>> Begin

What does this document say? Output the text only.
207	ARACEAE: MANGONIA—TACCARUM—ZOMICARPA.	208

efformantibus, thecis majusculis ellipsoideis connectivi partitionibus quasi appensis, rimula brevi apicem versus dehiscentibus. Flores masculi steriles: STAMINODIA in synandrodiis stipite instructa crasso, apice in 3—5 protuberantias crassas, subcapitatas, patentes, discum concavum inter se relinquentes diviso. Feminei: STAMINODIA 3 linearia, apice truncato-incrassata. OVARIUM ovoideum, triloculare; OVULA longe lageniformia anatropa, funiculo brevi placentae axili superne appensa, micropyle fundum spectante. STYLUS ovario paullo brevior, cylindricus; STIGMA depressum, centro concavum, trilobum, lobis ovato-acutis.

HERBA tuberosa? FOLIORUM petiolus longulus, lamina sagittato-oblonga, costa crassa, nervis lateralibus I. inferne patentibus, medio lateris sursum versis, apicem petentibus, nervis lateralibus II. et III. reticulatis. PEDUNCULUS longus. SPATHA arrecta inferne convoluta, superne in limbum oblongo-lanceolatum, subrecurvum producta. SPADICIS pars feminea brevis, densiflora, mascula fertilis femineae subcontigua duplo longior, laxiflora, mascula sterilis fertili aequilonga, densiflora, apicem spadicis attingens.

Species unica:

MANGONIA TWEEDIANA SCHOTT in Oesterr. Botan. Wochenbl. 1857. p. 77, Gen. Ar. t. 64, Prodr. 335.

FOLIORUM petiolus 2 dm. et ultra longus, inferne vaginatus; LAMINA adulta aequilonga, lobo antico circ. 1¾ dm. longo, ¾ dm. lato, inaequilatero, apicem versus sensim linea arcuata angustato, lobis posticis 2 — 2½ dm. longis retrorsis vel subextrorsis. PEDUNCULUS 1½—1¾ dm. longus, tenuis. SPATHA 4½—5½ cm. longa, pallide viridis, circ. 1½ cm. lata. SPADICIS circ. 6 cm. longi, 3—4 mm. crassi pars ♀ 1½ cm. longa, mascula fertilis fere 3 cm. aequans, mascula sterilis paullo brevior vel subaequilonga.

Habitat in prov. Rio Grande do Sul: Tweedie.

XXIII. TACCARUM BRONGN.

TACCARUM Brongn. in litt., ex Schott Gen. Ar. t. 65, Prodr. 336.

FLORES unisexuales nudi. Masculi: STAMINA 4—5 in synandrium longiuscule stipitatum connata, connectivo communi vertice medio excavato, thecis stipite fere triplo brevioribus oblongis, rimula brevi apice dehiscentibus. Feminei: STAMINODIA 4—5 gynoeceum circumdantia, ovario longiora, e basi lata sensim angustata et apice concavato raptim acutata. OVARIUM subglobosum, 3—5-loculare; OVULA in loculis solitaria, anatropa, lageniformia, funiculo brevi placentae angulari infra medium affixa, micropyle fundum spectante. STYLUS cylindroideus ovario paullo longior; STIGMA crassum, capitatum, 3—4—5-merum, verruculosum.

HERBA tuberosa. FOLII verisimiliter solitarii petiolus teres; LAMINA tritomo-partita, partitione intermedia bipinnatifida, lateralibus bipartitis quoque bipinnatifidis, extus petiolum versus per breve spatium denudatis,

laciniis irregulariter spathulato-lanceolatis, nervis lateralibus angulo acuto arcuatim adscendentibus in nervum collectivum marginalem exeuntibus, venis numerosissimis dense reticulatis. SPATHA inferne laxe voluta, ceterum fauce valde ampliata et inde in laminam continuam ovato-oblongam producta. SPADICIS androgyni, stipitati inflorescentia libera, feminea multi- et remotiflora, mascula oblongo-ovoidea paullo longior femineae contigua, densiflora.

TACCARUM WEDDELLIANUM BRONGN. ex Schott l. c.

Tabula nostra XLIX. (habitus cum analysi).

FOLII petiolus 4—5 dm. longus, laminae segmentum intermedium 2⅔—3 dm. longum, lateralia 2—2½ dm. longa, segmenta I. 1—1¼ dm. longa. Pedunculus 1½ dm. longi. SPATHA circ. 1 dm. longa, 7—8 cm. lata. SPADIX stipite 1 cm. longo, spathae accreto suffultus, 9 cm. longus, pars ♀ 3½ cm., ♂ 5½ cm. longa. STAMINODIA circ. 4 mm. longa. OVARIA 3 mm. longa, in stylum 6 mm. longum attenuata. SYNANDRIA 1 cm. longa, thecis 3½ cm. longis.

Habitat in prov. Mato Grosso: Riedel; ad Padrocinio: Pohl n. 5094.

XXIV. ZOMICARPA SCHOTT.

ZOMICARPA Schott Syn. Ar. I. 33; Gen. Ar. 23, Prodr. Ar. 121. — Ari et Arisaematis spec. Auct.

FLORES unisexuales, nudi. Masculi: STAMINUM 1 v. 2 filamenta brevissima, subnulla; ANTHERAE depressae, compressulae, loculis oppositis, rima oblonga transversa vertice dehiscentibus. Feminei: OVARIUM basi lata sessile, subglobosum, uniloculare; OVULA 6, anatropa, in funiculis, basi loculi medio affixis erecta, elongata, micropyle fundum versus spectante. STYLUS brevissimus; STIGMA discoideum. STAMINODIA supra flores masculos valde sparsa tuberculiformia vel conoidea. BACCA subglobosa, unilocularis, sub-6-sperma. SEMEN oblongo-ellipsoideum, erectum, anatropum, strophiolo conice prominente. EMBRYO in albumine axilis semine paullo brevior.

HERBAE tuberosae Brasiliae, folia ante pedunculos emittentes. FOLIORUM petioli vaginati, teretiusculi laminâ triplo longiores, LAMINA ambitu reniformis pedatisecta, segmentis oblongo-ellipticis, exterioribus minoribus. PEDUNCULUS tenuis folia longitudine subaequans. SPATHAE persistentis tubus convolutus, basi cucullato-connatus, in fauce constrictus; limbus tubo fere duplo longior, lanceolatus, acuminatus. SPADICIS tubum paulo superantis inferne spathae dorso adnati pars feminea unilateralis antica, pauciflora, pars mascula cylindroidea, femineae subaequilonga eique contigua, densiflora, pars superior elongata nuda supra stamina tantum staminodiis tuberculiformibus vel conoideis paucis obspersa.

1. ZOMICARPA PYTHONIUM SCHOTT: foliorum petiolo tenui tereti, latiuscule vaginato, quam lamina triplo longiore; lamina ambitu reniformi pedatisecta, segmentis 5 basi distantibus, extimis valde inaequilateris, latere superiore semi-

>> End

### OBJECTIVE
Select from the material above each line in which the string "Prodr" appears, and list those lines.

### OUTPUT OF THE TASK
MANGONIA TWEEDIANA SCHOTT in Oesterr. Botan. Wochenbl. 1857. p. 77, Gen. Ar. t. 64, Prodr. 335.
TACCARUM Brongn. in litt., ex Schott Gen. Ar. t. 65, Prodr. 336.
ZOMICARPA Schott Syn. Ar. I. 33; Gen. Ar. 23, Prodr. Ar. 121. — Ari et Arisaematis spec. Auct.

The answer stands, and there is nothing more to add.